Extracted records
____________

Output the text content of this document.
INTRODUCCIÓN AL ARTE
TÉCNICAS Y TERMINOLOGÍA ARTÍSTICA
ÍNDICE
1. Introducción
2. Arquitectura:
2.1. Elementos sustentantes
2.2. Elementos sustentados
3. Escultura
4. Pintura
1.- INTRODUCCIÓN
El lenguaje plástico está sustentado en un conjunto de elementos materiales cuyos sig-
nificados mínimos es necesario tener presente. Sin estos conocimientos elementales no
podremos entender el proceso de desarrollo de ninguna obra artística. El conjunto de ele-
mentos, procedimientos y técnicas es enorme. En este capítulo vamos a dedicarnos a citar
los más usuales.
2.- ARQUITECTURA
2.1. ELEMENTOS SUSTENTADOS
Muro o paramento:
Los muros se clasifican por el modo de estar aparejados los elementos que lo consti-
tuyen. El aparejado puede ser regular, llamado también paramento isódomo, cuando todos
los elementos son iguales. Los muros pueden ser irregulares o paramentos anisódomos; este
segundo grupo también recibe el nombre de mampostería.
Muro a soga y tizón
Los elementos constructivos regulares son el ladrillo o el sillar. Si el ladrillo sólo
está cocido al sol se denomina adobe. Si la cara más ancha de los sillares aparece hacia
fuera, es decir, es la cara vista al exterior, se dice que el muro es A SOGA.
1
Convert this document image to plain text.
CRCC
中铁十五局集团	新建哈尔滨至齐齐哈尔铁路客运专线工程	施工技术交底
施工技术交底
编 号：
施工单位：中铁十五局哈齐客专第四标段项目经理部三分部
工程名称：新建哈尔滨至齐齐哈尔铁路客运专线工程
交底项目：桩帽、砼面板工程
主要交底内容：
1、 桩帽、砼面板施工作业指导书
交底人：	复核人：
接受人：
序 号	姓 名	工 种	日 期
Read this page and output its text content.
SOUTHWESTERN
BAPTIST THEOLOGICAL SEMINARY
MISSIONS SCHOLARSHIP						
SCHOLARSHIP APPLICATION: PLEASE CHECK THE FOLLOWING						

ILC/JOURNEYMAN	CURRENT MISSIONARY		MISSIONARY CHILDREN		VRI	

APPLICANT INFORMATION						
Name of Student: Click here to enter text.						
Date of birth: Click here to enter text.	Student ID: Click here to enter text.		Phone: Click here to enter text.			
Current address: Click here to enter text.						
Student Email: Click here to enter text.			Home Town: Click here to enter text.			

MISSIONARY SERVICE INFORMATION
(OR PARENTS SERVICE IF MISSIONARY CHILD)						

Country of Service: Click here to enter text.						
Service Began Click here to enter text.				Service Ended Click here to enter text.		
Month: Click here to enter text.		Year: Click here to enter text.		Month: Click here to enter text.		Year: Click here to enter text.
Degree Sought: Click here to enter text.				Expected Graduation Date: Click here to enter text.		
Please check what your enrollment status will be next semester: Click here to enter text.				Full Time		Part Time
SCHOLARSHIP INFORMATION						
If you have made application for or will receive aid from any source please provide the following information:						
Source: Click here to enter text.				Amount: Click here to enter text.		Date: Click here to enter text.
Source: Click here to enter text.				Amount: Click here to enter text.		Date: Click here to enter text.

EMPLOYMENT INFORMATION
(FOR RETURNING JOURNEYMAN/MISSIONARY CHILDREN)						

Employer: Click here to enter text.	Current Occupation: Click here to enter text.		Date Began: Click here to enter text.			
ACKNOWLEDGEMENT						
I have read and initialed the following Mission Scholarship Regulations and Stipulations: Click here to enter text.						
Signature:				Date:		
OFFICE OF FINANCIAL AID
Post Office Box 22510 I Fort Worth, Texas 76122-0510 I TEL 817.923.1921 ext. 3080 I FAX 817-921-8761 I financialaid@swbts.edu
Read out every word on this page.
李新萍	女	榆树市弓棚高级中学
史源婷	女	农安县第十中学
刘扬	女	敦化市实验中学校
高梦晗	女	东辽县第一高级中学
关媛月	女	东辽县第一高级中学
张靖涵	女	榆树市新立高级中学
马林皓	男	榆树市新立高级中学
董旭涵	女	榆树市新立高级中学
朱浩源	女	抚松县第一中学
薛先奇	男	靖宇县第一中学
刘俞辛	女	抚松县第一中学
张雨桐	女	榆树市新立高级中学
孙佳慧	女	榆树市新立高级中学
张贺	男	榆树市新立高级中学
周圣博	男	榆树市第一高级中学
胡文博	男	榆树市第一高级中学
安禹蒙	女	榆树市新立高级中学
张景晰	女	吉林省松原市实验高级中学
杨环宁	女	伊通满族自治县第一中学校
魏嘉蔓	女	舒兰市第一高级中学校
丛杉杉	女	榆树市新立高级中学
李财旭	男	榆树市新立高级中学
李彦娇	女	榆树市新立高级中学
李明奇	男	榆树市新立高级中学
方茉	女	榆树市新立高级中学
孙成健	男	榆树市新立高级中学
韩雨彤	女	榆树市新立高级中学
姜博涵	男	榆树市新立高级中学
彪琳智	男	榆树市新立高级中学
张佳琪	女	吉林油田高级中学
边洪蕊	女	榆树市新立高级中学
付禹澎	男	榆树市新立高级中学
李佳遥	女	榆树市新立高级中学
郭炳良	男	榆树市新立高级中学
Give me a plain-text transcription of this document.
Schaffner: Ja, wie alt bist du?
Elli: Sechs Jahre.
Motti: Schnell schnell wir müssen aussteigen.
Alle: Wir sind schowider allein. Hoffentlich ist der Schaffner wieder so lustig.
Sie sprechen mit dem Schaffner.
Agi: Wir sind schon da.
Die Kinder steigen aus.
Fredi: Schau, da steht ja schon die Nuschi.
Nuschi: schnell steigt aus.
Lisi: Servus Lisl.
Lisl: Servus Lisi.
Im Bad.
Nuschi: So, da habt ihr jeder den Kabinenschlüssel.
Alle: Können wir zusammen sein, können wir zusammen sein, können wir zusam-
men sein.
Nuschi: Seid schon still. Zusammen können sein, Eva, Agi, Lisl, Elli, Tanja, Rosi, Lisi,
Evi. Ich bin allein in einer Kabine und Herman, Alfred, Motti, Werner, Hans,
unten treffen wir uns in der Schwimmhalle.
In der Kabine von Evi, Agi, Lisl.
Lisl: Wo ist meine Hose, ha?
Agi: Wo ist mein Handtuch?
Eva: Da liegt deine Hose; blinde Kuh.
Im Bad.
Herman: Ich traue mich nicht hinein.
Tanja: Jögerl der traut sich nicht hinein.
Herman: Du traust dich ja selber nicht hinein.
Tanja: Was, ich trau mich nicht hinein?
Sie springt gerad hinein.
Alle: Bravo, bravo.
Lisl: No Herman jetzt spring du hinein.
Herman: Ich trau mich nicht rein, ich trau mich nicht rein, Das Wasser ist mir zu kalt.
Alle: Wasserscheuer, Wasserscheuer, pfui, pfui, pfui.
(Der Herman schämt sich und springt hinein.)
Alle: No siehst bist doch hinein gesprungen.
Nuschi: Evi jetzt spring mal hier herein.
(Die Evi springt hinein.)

____________

> Problem details: Check each line above for the string "springt", then copy the ones that have it.

> Output:
Sie springt gerad hinein.
(Der Herman schämt sich und springt hinein.)
(Die Evi springt hinein.)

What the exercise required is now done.